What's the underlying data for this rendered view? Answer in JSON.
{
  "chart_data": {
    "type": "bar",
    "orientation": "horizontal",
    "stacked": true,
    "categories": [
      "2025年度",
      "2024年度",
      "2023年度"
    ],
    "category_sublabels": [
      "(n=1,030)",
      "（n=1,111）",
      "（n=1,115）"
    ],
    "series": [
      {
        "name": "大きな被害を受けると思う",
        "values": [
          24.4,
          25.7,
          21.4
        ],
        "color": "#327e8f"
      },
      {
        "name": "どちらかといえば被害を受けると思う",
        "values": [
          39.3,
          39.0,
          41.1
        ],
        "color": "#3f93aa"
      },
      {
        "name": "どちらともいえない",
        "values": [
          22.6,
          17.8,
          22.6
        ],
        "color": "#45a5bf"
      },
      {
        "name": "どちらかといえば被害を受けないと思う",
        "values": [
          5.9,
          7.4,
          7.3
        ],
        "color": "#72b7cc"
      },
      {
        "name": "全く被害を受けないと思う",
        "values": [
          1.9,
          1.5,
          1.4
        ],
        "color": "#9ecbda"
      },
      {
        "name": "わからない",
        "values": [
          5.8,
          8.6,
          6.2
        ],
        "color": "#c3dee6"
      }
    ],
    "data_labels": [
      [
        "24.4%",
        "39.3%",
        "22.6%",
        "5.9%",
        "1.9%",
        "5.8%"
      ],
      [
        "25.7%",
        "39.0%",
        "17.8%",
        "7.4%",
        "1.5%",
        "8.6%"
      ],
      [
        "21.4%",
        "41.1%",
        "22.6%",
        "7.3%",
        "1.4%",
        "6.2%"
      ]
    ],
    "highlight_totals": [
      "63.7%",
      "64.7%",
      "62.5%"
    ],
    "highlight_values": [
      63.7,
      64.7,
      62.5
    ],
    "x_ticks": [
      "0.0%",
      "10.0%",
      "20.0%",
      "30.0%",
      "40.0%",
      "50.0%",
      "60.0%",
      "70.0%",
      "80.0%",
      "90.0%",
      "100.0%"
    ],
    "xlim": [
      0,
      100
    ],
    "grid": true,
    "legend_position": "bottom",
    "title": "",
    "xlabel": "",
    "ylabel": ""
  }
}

********

▶ [GIVEN INSTRUCTION] Count the lines of these entries that hold the string "name", and give only that number.

▶ [OUTPUT] 6